Aim of the task => Pull out every line in the data that has the string "time" in it.

Supplied entries =>
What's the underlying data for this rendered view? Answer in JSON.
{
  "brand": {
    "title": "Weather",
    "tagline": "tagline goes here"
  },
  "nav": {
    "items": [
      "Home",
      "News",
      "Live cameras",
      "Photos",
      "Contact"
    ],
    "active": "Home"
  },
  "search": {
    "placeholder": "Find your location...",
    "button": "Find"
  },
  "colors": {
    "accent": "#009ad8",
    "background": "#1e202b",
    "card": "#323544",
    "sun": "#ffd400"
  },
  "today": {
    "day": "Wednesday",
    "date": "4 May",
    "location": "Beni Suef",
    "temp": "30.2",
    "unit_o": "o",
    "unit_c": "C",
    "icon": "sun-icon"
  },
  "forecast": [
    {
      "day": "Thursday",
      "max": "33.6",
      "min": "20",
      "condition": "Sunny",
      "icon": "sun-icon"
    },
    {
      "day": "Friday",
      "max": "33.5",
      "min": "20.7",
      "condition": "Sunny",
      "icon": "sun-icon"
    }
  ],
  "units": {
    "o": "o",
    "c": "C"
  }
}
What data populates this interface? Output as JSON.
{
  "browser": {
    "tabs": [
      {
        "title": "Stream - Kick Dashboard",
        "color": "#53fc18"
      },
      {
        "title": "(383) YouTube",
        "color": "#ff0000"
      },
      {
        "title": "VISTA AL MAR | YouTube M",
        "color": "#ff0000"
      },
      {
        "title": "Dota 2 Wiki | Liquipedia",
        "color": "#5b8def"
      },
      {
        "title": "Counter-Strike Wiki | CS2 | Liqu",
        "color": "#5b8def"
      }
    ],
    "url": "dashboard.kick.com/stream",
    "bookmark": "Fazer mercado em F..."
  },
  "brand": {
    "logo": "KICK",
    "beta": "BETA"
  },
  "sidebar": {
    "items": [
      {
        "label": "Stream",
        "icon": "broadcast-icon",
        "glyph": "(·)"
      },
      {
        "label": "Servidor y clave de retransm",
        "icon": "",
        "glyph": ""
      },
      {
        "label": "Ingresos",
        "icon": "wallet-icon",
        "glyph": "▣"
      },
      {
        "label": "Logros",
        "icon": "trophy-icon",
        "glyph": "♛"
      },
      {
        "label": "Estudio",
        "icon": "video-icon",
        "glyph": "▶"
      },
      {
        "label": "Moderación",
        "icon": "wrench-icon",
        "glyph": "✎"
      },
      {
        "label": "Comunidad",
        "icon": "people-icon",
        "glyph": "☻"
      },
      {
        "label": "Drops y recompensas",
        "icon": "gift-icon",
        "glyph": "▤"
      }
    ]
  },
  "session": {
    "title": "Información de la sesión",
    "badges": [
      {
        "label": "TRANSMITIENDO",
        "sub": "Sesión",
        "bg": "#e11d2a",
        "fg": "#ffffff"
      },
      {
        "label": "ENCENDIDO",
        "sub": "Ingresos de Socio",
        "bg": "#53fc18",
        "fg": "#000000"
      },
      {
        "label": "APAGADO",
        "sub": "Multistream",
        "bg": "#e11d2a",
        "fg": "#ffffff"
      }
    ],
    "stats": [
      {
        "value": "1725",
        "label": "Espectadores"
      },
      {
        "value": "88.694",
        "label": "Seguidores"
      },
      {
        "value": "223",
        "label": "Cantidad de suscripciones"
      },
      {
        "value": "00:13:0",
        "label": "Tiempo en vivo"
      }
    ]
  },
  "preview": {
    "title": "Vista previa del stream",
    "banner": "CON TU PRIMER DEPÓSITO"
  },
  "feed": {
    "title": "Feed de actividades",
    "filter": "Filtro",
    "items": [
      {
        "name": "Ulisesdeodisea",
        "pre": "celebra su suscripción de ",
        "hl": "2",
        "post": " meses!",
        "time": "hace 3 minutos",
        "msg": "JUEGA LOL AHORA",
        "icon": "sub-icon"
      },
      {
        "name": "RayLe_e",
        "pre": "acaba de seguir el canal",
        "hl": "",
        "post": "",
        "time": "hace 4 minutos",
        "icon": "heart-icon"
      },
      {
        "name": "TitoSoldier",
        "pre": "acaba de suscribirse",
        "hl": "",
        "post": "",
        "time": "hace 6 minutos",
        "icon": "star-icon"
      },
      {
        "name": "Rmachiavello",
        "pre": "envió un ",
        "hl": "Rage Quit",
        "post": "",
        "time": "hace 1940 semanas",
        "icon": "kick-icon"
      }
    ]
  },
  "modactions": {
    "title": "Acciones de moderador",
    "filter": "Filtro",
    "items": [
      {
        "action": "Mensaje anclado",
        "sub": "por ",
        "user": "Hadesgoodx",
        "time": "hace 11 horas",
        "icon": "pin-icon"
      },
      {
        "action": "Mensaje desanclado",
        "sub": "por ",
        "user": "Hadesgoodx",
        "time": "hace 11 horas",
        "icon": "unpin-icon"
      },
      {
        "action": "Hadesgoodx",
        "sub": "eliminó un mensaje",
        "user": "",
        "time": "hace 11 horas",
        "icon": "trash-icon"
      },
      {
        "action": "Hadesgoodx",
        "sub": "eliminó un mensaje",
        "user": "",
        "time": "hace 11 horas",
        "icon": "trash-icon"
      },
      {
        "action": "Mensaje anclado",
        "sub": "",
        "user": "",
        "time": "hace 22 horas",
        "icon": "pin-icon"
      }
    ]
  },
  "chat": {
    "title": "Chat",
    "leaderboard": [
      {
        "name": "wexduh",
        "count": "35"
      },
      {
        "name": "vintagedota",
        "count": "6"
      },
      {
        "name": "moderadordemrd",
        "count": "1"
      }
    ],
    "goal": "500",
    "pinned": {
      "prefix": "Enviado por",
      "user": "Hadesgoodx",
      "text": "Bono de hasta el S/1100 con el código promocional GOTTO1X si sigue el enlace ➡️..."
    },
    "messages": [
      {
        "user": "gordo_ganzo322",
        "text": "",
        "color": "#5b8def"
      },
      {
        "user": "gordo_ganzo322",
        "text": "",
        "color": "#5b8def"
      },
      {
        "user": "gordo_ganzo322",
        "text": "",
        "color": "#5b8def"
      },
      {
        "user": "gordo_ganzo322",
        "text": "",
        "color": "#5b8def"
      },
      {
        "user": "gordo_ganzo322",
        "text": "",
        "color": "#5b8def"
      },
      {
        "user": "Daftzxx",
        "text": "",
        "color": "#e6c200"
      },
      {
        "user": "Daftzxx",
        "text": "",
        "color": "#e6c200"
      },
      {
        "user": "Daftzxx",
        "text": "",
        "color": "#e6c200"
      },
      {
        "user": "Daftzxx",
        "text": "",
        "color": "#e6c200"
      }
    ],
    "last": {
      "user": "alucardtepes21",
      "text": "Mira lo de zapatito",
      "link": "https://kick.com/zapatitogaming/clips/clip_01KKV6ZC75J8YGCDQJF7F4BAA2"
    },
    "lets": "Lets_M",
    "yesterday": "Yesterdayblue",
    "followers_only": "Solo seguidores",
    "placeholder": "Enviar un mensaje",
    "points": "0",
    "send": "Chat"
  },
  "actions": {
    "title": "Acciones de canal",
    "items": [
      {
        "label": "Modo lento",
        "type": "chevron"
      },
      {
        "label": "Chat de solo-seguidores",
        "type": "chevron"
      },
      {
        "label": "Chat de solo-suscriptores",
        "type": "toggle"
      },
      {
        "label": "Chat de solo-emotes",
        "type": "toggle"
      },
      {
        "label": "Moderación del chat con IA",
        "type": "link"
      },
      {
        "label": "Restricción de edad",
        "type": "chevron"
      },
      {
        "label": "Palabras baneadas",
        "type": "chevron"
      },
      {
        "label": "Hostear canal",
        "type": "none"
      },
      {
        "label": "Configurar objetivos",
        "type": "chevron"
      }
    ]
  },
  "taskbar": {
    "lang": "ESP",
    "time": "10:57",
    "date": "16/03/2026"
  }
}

Solution to the problem =>
        "time": "hace 3 minutos",
        "time": "hace 4 minutos",
        "time": "hace 6 minutos",
        "time": "hace 1940 semanas",
        "time": "hace 11 horas",
        "time": "hace 11 horas",
        "time": "hace 11 horas",
        "time": "hace 11 horas",
        "time": "hace 22 horas",
    "time": "10:57",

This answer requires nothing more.